Given problem :: Locate the word "JSON" in the entries below, then gather every line that holds it.

Stored data ::

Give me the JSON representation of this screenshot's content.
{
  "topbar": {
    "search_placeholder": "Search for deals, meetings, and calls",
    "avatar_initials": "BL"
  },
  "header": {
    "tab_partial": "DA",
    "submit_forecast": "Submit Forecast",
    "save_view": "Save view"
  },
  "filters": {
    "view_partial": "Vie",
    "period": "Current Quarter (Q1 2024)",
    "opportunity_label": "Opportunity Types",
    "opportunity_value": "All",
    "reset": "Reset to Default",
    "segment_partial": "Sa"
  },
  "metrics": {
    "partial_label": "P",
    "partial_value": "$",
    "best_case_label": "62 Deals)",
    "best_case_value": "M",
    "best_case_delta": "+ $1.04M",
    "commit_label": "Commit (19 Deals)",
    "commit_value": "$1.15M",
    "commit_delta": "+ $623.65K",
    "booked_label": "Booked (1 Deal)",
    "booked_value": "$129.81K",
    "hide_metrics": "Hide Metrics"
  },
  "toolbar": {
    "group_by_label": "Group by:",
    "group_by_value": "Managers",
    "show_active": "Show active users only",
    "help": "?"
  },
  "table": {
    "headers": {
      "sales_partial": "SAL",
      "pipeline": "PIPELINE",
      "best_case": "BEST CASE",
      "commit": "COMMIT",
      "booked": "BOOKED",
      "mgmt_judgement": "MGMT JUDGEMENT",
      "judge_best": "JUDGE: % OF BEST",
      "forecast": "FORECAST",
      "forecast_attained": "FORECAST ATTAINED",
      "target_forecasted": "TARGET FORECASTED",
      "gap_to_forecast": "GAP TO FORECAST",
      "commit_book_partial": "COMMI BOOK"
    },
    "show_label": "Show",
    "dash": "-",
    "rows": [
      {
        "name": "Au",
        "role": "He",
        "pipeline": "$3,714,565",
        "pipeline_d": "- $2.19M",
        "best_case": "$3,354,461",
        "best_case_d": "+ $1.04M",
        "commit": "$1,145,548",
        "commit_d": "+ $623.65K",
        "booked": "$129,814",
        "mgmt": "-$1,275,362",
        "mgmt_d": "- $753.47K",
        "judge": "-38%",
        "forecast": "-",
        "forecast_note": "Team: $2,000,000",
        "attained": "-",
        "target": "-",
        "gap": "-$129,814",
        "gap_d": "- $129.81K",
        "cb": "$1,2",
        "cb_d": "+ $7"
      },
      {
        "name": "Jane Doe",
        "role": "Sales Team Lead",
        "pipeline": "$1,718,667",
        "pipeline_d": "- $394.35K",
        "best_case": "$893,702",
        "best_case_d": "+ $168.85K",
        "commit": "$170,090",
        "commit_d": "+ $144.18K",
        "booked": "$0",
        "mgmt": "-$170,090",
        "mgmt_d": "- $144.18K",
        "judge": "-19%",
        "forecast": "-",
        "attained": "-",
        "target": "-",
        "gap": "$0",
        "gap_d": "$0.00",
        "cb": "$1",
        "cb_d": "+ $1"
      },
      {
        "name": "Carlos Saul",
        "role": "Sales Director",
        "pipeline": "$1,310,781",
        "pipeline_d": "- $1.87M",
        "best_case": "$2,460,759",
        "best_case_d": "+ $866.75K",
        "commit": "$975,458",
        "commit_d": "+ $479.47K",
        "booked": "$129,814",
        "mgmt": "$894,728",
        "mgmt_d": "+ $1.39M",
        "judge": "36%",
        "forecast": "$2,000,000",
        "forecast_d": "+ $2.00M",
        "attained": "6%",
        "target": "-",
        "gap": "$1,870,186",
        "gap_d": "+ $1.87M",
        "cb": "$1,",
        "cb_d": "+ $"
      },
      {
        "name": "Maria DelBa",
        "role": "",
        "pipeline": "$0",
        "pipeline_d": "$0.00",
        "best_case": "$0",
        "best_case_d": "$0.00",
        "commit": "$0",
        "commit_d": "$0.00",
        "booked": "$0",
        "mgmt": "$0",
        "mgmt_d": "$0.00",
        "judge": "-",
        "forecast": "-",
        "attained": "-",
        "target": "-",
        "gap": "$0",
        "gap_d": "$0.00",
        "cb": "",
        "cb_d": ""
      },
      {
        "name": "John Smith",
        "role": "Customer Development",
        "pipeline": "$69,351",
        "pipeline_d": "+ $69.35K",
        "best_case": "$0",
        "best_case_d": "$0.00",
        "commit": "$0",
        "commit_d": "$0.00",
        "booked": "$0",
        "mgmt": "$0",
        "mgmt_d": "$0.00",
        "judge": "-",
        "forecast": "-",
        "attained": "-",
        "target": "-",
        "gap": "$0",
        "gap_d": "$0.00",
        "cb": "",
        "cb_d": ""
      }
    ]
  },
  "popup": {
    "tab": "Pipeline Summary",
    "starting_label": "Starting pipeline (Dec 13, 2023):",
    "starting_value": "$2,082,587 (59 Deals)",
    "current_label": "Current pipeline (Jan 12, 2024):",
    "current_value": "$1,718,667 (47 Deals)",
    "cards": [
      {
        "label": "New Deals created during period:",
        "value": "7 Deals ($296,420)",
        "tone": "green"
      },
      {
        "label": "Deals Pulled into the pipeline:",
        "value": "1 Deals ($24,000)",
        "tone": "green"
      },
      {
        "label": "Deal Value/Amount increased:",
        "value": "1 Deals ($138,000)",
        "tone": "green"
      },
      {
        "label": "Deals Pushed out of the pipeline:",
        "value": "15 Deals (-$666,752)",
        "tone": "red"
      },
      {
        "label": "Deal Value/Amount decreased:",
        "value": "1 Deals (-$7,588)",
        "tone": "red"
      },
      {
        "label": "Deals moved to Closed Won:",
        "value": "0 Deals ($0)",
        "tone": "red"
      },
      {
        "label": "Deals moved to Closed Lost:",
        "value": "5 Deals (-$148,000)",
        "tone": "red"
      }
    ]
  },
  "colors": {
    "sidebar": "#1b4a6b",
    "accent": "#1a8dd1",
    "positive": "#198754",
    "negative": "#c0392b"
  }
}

--

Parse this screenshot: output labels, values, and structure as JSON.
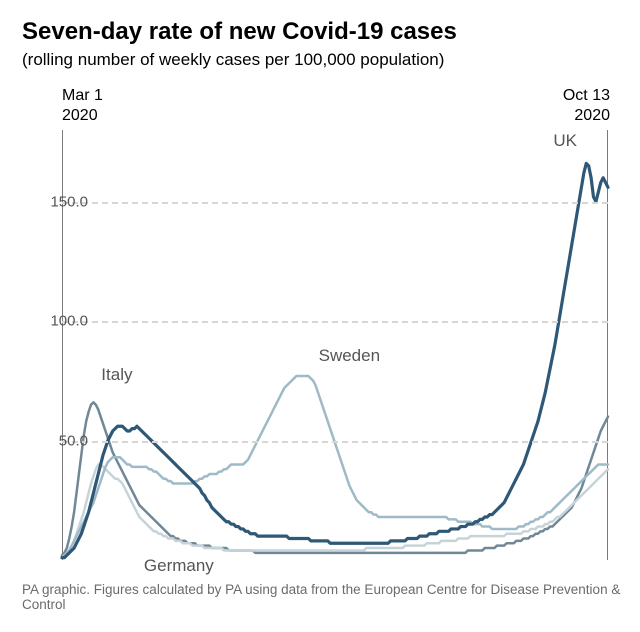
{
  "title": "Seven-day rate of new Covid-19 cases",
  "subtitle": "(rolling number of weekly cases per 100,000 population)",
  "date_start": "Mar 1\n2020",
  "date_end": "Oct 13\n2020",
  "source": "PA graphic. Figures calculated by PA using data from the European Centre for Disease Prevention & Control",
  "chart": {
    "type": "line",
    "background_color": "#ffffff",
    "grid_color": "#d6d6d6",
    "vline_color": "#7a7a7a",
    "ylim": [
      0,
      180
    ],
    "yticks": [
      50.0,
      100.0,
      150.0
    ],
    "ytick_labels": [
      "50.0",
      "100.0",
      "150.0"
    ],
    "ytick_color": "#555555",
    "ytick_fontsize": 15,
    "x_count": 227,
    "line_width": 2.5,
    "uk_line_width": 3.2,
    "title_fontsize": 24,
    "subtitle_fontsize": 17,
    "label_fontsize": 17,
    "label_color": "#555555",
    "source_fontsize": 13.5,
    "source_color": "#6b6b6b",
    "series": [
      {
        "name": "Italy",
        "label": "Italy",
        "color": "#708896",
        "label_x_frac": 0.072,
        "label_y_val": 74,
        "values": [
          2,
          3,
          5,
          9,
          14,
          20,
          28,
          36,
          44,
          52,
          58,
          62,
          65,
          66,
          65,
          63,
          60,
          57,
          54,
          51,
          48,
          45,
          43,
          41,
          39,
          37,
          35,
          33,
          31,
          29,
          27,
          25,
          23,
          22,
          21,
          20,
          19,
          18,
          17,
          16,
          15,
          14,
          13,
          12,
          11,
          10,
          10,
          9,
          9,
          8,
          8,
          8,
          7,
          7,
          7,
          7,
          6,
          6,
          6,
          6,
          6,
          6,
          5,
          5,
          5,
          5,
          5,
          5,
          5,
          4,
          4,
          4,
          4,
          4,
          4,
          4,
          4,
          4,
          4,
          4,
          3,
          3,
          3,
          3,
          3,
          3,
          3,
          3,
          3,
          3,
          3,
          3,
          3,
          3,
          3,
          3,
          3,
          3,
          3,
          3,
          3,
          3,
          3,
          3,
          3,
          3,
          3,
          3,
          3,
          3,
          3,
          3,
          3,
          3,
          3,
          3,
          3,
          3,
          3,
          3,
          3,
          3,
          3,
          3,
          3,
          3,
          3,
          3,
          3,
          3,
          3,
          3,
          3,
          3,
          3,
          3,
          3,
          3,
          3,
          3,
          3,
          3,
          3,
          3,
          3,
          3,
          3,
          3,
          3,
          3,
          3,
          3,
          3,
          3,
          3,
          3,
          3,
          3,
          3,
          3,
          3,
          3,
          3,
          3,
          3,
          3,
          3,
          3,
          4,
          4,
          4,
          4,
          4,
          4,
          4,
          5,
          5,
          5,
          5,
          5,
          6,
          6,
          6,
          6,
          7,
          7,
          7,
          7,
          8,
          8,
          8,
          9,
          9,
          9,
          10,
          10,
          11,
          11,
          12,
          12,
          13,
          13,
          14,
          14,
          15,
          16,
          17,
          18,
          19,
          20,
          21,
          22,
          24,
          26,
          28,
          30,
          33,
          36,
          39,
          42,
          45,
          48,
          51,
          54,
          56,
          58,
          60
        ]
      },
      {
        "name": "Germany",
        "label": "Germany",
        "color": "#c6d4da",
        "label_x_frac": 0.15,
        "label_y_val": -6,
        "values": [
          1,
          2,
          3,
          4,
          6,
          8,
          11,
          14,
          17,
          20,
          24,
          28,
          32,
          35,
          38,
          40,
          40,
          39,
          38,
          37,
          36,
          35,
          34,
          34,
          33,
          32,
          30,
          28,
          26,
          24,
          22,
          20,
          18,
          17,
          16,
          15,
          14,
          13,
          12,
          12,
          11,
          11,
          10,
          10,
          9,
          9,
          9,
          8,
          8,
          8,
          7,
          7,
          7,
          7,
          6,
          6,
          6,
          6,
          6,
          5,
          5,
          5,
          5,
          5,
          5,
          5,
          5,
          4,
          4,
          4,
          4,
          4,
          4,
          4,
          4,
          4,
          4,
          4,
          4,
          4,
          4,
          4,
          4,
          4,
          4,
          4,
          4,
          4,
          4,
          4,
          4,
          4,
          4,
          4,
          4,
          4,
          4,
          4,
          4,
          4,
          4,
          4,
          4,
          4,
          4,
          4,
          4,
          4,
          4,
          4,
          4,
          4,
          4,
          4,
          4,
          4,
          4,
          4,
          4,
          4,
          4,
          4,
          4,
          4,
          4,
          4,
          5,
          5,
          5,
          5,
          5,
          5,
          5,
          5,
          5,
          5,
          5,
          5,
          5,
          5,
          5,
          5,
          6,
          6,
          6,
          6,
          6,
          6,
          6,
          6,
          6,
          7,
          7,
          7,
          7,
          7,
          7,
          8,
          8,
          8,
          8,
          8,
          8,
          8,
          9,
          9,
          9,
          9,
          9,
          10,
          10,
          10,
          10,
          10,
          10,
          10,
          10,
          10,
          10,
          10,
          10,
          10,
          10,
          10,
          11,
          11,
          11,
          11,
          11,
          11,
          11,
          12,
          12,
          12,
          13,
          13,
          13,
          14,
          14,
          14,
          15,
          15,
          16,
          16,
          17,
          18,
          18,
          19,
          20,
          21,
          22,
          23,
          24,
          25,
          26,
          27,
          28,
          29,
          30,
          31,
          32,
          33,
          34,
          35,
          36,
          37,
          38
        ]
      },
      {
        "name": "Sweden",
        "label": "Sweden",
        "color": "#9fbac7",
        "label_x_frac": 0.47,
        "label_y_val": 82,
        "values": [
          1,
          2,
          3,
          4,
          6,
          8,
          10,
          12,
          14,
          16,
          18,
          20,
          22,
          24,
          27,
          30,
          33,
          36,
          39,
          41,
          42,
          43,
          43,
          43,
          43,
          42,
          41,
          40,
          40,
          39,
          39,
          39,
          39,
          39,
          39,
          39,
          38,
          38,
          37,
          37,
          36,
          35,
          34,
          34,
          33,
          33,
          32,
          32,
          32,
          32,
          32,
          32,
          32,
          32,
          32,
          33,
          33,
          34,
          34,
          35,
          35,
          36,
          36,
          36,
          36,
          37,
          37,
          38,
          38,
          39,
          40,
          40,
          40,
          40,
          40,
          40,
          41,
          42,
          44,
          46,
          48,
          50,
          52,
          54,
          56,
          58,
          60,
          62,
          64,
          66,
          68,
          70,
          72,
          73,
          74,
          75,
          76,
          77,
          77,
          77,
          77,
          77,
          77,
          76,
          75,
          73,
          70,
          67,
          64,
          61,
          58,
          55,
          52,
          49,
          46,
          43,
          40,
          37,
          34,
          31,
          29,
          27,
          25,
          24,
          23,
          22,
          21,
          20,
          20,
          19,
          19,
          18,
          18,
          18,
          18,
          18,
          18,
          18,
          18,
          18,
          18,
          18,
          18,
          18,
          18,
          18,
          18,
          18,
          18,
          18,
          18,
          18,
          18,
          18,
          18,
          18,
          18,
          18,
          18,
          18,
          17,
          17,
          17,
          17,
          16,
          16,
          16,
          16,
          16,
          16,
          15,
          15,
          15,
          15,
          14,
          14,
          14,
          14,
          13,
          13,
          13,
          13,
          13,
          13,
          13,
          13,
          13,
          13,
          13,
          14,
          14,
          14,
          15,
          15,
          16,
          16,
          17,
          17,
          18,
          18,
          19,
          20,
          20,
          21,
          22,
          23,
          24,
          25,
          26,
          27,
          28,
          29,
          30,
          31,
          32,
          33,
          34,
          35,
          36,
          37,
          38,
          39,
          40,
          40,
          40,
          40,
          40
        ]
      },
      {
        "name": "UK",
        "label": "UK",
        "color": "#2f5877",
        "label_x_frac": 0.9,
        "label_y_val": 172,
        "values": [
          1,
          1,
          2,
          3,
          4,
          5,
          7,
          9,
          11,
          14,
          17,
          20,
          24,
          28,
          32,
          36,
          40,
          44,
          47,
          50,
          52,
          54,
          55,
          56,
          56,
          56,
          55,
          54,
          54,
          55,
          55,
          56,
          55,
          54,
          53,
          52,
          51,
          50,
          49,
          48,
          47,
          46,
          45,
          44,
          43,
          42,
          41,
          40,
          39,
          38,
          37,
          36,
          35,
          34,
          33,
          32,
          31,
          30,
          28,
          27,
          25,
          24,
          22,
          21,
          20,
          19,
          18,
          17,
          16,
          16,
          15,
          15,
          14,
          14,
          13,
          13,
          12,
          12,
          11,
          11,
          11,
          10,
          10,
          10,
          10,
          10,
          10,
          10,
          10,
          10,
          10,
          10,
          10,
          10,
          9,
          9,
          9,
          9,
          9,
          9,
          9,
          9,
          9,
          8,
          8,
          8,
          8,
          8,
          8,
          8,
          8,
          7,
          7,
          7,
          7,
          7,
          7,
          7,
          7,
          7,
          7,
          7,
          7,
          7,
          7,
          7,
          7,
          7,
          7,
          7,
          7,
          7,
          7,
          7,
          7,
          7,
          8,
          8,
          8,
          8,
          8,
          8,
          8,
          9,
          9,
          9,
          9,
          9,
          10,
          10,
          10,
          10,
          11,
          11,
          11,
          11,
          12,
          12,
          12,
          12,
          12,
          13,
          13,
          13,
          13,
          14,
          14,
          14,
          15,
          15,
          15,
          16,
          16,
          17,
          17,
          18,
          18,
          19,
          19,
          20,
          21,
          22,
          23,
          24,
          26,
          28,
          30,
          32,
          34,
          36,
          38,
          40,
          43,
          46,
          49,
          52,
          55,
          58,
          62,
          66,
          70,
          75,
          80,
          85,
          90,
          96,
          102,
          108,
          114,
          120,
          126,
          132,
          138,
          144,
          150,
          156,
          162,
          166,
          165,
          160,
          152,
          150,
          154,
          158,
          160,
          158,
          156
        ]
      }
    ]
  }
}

Written solution ::
Give me the JSON representation of this screenshot's content.
Parse this screenshot: output labels, values, and structure as JSON.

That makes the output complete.